* start Input data *

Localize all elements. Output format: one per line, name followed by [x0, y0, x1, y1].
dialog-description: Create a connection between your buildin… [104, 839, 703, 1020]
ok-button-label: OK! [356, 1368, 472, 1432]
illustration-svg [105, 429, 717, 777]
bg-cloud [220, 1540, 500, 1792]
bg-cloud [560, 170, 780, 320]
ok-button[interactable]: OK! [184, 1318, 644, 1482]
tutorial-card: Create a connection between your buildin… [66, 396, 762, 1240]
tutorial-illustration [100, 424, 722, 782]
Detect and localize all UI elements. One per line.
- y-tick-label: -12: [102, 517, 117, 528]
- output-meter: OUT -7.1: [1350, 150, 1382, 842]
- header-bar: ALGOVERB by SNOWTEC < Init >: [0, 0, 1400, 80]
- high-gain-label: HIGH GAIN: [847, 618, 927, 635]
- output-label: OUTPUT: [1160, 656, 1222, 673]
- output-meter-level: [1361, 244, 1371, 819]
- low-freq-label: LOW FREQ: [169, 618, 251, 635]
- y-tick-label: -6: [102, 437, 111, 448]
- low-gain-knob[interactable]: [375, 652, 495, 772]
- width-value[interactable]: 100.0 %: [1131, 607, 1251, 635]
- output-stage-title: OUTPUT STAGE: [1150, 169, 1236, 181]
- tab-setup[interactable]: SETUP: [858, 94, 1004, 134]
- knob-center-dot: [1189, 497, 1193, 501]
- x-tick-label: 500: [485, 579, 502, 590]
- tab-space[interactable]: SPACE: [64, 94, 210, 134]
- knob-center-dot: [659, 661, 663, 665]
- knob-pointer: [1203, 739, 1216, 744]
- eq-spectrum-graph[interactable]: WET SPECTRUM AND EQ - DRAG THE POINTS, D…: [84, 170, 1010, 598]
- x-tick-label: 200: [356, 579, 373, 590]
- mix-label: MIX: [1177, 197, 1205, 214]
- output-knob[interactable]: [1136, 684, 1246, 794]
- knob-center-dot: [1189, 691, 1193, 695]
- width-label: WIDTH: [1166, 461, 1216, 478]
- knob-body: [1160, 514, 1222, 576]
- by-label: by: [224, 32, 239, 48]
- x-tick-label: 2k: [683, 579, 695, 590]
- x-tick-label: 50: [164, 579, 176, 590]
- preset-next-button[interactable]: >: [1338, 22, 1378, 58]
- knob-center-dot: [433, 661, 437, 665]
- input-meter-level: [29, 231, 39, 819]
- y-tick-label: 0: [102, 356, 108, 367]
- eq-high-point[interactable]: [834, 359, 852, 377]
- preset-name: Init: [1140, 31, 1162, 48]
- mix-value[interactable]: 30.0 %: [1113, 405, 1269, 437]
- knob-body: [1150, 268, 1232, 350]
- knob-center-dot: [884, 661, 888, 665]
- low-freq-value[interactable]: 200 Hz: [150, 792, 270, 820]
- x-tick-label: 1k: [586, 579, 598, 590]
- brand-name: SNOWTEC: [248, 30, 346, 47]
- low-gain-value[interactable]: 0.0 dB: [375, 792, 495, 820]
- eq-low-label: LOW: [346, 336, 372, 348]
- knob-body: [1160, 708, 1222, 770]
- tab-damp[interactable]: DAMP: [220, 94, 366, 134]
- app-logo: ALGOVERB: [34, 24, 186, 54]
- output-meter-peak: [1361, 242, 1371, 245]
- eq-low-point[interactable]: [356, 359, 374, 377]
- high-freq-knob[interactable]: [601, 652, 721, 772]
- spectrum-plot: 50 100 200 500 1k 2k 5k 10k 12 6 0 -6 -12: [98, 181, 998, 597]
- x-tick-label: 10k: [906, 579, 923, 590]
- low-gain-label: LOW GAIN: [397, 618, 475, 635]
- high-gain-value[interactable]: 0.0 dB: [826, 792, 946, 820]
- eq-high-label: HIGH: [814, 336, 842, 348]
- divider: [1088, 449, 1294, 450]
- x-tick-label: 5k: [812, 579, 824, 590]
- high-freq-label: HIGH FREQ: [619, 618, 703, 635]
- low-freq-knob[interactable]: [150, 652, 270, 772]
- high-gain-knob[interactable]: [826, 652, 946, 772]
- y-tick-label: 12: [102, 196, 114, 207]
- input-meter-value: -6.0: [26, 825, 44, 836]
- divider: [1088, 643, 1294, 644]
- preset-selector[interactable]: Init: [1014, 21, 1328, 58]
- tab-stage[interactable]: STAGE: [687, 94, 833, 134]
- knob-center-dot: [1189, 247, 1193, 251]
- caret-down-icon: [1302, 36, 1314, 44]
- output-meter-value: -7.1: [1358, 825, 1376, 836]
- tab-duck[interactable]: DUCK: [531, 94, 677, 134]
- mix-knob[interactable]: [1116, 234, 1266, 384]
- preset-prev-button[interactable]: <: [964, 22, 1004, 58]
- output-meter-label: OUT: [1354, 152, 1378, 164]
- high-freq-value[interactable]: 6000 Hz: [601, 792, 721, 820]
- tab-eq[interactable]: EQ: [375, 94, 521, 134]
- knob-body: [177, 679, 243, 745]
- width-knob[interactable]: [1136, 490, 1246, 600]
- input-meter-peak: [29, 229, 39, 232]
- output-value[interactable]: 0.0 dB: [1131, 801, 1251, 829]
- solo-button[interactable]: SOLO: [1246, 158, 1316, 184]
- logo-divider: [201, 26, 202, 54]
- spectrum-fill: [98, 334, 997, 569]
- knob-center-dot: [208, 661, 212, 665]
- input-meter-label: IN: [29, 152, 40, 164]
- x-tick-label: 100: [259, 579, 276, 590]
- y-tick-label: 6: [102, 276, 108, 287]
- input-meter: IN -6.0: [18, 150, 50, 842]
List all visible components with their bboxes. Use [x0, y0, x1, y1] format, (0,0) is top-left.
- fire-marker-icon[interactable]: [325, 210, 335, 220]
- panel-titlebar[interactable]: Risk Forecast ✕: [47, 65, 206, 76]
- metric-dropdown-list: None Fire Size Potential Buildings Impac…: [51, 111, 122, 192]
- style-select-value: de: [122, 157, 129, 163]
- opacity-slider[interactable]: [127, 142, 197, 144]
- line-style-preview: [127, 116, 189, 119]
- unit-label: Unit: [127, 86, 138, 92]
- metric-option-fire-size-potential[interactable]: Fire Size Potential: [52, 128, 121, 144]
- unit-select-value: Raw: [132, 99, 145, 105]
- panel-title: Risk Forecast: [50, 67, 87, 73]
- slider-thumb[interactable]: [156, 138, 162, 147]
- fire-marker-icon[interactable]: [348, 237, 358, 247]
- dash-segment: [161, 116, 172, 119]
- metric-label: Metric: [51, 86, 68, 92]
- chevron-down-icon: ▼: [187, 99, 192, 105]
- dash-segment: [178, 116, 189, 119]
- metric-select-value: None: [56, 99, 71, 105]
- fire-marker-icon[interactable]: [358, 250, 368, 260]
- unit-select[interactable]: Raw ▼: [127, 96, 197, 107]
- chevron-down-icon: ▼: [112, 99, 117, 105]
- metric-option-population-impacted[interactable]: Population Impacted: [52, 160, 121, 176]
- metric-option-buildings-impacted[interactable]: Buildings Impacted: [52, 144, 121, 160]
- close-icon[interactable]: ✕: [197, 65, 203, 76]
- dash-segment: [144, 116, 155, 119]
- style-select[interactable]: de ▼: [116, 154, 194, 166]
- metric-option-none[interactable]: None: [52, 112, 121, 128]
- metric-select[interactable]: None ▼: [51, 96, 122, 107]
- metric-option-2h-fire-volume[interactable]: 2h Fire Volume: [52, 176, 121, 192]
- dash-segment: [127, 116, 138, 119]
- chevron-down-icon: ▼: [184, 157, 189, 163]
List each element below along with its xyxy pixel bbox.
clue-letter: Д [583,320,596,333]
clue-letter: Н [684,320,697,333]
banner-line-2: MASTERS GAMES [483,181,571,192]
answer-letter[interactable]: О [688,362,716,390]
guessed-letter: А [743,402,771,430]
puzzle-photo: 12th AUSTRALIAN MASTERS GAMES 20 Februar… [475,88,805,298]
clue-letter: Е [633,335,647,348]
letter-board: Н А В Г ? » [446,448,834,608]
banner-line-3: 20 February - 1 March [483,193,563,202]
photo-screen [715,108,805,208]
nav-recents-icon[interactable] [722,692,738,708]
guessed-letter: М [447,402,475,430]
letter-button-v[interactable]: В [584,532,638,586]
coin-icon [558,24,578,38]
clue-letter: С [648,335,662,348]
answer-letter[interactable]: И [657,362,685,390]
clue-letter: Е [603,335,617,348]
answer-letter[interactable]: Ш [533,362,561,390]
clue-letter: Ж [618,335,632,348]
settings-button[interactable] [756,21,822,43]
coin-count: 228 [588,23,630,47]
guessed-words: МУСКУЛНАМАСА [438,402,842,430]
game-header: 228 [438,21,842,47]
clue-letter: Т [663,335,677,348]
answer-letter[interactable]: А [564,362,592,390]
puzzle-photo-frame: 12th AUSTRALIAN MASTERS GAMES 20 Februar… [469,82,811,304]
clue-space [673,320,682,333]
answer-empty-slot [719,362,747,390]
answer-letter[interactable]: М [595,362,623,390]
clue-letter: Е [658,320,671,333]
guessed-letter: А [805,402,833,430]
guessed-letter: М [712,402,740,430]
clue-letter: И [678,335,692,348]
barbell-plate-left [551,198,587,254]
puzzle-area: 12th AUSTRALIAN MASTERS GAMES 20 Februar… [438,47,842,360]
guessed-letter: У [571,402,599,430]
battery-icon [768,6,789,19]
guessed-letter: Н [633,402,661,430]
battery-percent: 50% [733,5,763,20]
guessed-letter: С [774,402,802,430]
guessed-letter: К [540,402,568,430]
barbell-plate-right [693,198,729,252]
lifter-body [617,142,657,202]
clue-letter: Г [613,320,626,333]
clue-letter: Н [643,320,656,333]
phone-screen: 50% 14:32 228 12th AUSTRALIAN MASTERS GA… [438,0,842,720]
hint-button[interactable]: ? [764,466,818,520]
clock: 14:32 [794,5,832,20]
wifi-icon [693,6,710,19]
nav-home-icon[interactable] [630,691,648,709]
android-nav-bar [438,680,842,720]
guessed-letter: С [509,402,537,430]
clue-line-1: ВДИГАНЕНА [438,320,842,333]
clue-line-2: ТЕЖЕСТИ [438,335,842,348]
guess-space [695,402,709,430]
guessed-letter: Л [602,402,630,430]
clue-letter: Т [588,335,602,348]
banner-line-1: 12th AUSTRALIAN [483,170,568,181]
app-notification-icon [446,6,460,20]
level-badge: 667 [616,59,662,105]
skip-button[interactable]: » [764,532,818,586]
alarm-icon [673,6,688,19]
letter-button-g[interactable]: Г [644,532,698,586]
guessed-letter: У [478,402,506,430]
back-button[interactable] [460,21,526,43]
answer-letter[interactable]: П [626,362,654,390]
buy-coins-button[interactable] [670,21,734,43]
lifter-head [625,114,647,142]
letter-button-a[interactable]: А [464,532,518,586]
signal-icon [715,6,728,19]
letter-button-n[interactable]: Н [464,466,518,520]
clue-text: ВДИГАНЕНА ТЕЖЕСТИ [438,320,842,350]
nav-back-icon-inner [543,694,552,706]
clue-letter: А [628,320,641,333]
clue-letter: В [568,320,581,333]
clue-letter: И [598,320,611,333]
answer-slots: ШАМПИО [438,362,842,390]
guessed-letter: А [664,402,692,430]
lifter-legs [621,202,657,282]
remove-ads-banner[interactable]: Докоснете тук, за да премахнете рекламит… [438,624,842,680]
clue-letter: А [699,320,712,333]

* end Input data *

Copy the rows verbatim, beginning at the first row and stopping after the row that contains "- y-tick-label: -12: [102, 517, 117, 528]".

> **Exercise result**:
Localize all elements. Output format: one per line, name followed by [x0, y0, x1, y1].
dialog-description: Create a connection between your buildin… [104, 839, 703, 1020]
ok-button-label: OK! [356, 1368, 472, 1432]
illustration-svg [105, 429, 717, 777]
bg-cloud [220, 1540, 500, 1792]
bg-cloud [560, 170, 780, 320]
ok-button[interactable]: OK! [184, 1318, 644, 1482]
tutorial-card: Create a connection between your buildin… [66, 396, 762, 1240]
tutorial-illustration [100, 424, 722, 782]
Detect and localize all UI elements. One per line.
- y-tick-label: -12: [102, 517, 117, 528]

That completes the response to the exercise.